Instructions for the task ▸
Would you retype all of these records exactly?

Material shown ▸
──────────
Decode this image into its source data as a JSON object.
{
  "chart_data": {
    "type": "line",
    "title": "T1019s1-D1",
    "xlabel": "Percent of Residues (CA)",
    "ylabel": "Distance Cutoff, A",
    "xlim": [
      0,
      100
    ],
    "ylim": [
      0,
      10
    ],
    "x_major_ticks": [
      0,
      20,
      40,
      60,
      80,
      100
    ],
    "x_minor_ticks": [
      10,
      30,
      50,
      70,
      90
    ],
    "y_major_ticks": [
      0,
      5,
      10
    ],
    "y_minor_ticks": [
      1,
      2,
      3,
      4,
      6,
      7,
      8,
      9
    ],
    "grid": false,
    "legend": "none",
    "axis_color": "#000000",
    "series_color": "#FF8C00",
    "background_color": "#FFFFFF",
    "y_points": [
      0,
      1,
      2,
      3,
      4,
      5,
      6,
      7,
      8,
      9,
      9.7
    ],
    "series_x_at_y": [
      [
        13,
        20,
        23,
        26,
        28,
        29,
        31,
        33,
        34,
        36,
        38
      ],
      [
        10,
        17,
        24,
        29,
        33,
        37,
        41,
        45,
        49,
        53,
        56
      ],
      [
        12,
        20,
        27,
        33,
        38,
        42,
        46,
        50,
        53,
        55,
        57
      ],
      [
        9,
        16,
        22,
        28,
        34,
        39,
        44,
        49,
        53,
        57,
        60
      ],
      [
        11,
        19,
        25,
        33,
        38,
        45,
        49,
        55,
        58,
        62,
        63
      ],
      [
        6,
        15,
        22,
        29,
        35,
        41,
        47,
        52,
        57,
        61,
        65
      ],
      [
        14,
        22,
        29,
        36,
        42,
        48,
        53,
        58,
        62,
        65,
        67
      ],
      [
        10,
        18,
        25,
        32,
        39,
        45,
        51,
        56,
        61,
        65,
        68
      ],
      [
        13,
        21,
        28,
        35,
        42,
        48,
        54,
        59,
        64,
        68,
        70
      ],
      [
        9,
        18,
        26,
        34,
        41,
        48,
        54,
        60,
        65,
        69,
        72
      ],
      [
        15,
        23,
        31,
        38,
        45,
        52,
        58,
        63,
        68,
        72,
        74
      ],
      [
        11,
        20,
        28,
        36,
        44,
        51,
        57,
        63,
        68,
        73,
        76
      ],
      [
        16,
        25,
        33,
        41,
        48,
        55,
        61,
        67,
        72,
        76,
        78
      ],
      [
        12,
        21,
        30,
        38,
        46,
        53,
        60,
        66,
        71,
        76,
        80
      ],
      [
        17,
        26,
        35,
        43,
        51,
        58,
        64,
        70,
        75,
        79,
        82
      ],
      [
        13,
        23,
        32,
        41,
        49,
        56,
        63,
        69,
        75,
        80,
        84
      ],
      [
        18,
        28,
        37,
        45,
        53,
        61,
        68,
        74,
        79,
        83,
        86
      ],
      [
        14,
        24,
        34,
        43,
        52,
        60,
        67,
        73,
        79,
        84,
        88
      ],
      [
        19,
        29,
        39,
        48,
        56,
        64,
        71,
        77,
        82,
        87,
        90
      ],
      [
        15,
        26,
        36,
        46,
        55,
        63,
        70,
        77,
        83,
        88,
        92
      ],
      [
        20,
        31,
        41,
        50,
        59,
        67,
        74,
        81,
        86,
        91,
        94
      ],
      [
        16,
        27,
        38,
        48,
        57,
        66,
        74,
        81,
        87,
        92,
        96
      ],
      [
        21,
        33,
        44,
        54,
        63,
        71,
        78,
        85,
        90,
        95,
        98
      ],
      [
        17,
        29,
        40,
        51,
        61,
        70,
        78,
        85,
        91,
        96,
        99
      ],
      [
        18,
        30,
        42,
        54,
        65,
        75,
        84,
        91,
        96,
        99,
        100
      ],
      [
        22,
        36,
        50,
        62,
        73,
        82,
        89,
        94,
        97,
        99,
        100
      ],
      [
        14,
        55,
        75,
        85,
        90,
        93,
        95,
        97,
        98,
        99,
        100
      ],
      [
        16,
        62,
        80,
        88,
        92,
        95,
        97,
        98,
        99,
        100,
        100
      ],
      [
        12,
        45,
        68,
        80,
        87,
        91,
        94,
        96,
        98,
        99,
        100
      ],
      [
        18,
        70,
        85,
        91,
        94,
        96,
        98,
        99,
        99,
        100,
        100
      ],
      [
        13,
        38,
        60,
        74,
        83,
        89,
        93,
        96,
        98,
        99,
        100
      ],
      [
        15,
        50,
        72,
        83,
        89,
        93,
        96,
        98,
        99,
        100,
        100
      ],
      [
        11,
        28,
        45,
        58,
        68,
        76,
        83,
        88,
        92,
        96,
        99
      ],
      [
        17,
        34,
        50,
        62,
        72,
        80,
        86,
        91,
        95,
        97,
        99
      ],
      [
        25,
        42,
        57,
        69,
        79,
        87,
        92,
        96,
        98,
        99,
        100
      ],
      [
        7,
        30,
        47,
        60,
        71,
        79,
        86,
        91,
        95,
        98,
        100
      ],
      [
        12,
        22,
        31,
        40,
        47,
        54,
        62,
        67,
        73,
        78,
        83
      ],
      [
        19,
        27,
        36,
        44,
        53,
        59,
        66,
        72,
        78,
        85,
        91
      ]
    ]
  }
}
──────────
Answer for the task ▸
Decode this image into its source data as a JSON object.
{
  "chart_data": {
    "type": "line",
    "title": "T1019s1-D1",
    "xlabel": "Percent of Residues (CA)",
    "ylabel": "Distance Cutoff, A",
    "xlim": [
      0,
      100
    ],
    "ylim": [
      0,
      10
    ],
    "x_major_ticks": [
      0,
      20,
      40,
      60,
      80,
      100
    ],
    "x_minor_ticks": [
      10,
      30,
      50,
      70,
      90
    ],
    "y_major_ticks": [
      0,
      5,
      10
    ],
    "y_minor_ticks": [
      1,
      2,
      3,
      4,
      6,
      7,
      8,
      9
    ],
    "grid": false,
    "legend": "none",
    "axis_color": "#000000",
    "series_color": "#FF8C00",
    "background_color": "#FFFFFF",
    "y_points": [
      0,
      1,
      2,
      3,
      4,
      5,
      6,
      7,
      8,
      9,
      9.7
    ],
    "series_x_at_y": [
      [
        13,
        20,
        23,
        26,
        28,
        29,
        31,
        33,
        34,
        36,
        38
      ],
      [
        10,
        17,
        24,
        29,
        33,
        37,
        41,
        45,
        49,
        53,
        56
      ],
      [
        12,
        20,
        27,
        33,
        38,
        42,
        46,
        50,
        53,
        55,
        57
      ],
      [
        9,
        16,
        22,
        28,
        34,
        39,
        44,
        49,
        53,
        57,
        60
      ],
      [
        11,
        19,
        25,
        33,
        38,
        45,
        49,
        55,
        58,
        62,
        63
      ],
      [
        6,
        15,
        22,
        29,
        35,
        41,
        47,
        52,
        57,
        61,
        65
      ],
      [
        14,
        22,
        29,
        36,
        42,
        48,
        53,
        58,
        62,
        65,
        67
      ],
      [
        10,
        18,
        25,
        32,
        39,
        45,
        51,
        56,
        61,
        65,
        68
      ],
      [
        13,
        21,
        28,
        35,
        42,
        48,
        54,
        59,
        64,
        68,
        70
      ],
      [
        9,
        18,
        26,
        34,
        41,
        48,
        54,
        60,
        65,
        69,
        72
      ],
      [
        15,
        23,
        31,
        38,
        45,
        52,
        58,
        63,
        68,
        72,
        74
      ],
      [
        11,
        20,
        28,
        36,
        44,
        51,
        57,
        63,
        68,
        73,
        76
      ],
      [
        16,
        25,
        33,
        41,
        48,
        55,
        61,
        67,
        72,
        76,
        78
      ],
      [
        12,
        21,
        30,
        38,
        46,
        53,
        60,
        66,
        71,
        76,
        80
      ],
      [
        17,
        26,
        35,
        43,
        51,
        58,
        64,
        70,
        75,
        79,
        82
      ],
      [
        13,
        23,
        32,
        41,
        49,
        56,
        63,
        69,
        75,
        80,
        84
      ],
      [
        18,
        28,
        37,
        45,
        53,
        61,
        68,
        74,
        79,
        83,
        86
      ],
      [
        14,
        24,
        34,
        43,
        52,
        60,
        67,
        73,
        79,
        84,
        88
      ],
      [
        19,
        29,
        39,
        48,
        56,
        64,
        71,
        77,
        82,
        87,
        90
      ],
      [
        15,
        26,
        36,
        46,
        55,
        63,
        70,
        77,
        83,
        88,
        92
      ],
      [
        20,
        31,
        41,
        50,
        59,
        67,
        74,
        81,
        86,
        91,
        94
      ],
      [
        16,
        27,
        38,
        48,
        57,
        66,
        74,
        81,
        87,
        92,
        96
      ],
      [
        21,
        33,
        44,
        54,
        63,
        71,
        78,
        85,
        90,
        95,
        98
      ],
      [
        17,
        29,
        40,
        51,
        61,
        70,
        78,
        85,
        91,
        96,
        99
      ],
      [
        18,
        30,
        42,
        54,
        65,
        75,
        84,
        91,
        96,
        99,
        100
      ],
      [
        22,
        36,
        50,
        62,
        73,
        82,
        89,
        94,
        97,
        99,
        100
      ],
      [
        14,
        55,
        75,
        85,
        90,
        93,
        95,
        97,
        98,
        99,
        100
      ],
      [
        16,
        62,
        80,
        88,
        92,
        95,
        97,
        98,
        99,
        100,
        100
      ],
      [
        12,
        45,
        68,
        80,
        87,
        91,
        94,
        96,
        98,
        99,
        100
      ],
      [
        18,
        70,
        85,
        91,
        94,
        96,
        98,
        99,
        99,
        100,
        100
      ],
      [
        13,
        38,
        60,
        74,
        83,
        89,
        93,
        96,
        98,
        99,
        100
      ],
      [
        15,
        50,
        72,
        83,
        89,
        93,
        96,
        98,
        99,
        100,
        100
      ],
      [
        11,
        28,
        45,
        58,
        68,
        76,
        83,
        88,
        92,
        96,
        99
      ],
      [
        17,
        34,
        50,
        62,
        72,
        80,
        86,
        91,
        95,
        97,
        99
      ],
      [
        25,
        42,
        57,
        69,
        79,
        87,
        92,
        96,
        98,
        99,
        100
      ],
      [
        7,
        30,
        47,
        60,
        71,
        79,
        86,
        91,
        95,
        98,
        100
      ],
      [
        12,
        22,
        31,
        40,
        47,
        54,
        62,
        67,
        73,
        78,
        83
      ],
      [
        19,
        27,
        36,
        44,
        53,
        59,
        66,
        72,
        78,
        85,
        91
      ]
    ]
  }
}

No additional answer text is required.